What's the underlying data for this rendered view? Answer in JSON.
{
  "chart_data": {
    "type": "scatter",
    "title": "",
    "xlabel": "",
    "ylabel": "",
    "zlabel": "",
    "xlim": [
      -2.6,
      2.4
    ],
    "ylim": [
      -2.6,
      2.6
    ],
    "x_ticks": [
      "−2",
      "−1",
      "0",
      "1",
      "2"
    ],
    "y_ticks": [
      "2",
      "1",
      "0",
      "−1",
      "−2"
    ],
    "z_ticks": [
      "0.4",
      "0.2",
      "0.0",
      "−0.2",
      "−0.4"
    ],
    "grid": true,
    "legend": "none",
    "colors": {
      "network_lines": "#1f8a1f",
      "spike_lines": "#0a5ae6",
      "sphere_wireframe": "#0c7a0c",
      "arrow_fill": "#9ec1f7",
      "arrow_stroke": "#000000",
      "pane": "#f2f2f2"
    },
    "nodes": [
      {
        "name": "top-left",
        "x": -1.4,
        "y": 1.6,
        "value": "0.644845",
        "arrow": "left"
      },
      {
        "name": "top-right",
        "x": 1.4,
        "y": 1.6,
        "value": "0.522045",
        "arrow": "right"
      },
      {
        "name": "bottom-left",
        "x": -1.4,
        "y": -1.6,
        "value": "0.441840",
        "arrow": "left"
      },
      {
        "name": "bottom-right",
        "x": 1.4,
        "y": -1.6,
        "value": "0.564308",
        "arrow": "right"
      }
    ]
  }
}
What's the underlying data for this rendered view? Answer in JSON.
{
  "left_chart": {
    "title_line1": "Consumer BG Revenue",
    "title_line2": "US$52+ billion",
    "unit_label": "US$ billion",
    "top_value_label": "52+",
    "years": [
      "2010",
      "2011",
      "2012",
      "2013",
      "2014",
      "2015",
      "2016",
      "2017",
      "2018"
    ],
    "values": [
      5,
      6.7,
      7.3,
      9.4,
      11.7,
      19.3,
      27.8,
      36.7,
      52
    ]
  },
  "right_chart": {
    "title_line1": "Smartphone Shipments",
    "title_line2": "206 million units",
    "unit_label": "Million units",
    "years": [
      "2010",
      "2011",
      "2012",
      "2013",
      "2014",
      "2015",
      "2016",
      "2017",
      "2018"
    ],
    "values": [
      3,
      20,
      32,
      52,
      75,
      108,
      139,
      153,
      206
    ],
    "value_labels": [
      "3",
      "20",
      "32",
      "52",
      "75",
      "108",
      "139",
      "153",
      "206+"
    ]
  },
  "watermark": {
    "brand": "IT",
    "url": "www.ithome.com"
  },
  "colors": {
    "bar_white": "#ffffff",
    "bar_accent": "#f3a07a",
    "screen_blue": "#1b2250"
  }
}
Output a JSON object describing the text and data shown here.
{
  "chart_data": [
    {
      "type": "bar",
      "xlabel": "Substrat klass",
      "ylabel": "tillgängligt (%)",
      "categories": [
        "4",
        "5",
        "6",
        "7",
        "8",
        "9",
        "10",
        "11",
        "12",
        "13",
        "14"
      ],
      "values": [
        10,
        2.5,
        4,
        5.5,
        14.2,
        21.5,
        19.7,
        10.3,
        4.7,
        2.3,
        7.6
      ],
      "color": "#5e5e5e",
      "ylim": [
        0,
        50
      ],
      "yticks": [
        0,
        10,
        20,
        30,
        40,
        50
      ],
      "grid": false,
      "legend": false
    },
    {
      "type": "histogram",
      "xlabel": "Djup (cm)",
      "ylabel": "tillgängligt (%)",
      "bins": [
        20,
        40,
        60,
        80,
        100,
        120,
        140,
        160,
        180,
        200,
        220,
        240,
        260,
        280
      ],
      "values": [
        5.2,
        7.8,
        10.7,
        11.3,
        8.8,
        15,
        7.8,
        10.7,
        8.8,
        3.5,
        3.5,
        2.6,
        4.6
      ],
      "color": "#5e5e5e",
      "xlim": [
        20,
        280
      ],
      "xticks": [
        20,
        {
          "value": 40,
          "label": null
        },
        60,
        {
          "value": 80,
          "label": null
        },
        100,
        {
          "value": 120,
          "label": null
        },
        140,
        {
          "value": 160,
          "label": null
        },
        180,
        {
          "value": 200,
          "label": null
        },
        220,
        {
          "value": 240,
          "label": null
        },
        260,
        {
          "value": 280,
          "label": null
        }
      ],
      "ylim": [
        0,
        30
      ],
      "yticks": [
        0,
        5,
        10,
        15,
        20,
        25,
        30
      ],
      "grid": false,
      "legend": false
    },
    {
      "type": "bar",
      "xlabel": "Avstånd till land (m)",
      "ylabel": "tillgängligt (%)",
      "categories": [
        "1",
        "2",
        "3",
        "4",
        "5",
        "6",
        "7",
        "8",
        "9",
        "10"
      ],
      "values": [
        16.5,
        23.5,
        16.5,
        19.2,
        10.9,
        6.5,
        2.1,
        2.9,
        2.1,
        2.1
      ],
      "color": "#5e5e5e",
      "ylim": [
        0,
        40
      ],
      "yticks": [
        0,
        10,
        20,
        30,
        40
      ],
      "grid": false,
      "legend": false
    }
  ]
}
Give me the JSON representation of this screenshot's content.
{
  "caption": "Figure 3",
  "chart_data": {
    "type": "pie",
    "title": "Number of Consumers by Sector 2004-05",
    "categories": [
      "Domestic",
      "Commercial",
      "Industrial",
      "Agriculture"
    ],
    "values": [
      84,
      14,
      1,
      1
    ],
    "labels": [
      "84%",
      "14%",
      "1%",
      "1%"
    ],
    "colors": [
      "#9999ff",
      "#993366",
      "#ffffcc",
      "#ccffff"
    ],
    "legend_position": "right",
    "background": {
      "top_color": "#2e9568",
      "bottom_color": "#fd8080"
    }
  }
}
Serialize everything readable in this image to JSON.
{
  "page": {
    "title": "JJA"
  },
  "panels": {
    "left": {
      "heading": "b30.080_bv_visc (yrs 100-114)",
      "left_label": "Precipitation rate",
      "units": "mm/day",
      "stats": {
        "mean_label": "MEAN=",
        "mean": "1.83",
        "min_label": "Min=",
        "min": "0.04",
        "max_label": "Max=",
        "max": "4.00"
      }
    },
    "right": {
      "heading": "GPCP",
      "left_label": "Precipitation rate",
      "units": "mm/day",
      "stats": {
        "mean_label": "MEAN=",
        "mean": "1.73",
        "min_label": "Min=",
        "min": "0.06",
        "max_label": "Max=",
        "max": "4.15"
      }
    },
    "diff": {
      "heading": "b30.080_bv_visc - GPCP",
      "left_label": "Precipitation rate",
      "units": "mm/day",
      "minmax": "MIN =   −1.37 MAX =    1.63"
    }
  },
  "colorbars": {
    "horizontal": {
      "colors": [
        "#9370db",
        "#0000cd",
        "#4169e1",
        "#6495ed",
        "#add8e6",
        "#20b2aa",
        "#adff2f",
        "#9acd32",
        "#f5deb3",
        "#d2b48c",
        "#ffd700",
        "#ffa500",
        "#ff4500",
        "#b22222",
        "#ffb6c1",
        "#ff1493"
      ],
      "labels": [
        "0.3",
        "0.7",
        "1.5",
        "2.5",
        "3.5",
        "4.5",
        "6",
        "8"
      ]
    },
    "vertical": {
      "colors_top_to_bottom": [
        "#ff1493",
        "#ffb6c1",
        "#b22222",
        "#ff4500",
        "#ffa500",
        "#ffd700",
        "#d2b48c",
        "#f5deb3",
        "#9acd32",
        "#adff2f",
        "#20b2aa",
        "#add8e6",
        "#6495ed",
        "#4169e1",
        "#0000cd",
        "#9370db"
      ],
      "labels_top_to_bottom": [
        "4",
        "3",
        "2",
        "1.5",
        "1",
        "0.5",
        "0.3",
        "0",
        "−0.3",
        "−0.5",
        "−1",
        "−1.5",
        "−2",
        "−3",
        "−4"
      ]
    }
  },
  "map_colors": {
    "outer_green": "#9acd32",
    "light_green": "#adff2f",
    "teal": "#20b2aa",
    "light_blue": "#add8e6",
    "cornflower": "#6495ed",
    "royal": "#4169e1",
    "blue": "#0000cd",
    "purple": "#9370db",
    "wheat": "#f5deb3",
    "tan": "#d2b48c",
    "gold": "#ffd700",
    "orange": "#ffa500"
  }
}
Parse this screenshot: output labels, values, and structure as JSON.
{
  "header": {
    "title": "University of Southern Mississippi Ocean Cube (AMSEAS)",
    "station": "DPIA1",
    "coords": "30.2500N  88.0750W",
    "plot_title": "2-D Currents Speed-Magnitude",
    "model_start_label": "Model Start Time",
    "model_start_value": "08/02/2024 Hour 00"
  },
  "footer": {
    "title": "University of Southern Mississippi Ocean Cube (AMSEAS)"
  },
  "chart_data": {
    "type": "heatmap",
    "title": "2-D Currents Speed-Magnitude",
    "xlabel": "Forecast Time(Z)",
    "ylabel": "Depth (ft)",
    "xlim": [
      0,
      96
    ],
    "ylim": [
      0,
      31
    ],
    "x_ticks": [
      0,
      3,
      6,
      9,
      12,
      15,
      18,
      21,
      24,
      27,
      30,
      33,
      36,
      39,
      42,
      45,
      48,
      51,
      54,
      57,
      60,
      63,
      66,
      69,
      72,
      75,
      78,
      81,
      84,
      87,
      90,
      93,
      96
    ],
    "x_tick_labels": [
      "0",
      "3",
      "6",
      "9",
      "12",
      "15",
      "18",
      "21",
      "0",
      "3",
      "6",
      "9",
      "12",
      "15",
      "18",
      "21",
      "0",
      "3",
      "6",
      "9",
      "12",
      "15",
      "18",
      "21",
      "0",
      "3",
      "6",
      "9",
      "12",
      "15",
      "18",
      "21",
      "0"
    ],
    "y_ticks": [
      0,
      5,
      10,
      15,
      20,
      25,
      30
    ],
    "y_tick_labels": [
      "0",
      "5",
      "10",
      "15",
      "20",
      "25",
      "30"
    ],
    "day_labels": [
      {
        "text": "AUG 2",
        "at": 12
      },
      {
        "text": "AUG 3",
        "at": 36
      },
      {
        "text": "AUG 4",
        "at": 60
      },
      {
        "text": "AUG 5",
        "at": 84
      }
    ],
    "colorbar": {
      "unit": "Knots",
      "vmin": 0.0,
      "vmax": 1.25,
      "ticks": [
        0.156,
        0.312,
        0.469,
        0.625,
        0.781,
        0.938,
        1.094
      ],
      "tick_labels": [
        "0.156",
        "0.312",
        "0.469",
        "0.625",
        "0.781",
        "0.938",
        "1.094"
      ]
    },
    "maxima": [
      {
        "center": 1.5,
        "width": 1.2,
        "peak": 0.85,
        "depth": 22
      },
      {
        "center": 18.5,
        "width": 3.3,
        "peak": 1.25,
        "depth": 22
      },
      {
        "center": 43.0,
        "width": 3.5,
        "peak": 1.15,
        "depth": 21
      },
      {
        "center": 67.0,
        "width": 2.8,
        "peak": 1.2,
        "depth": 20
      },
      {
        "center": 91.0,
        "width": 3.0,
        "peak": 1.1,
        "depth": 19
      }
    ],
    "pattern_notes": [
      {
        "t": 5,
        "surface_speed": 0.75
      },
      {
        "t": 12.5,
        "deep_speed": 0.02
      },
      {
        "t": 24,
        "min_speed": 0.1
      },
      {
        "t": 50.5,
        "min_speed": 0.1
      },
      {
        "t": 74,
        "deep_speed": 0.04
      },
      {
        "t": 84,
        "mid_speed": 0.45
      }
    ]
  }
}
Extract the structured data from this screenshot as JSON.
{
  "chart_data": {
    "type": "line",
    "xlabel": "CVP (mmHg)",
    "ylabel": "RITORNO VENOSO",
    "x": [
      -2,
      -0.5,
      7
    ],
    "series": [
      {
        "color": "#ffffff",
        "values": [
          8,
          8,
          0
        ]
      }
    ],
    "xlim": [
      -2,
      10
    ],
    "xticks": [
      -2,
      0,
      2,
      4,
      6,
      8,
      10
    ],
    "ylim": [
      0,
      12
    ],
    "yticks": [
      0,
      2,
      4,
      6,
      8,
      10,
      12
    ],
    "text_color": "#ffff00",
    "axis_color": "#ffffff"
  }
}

-- INSTRUCTIONS TO FOLLOW --
From the data above, work out how many lines contain the string "width" and reply with only the number.

-- EXPECTED ANSWER --
5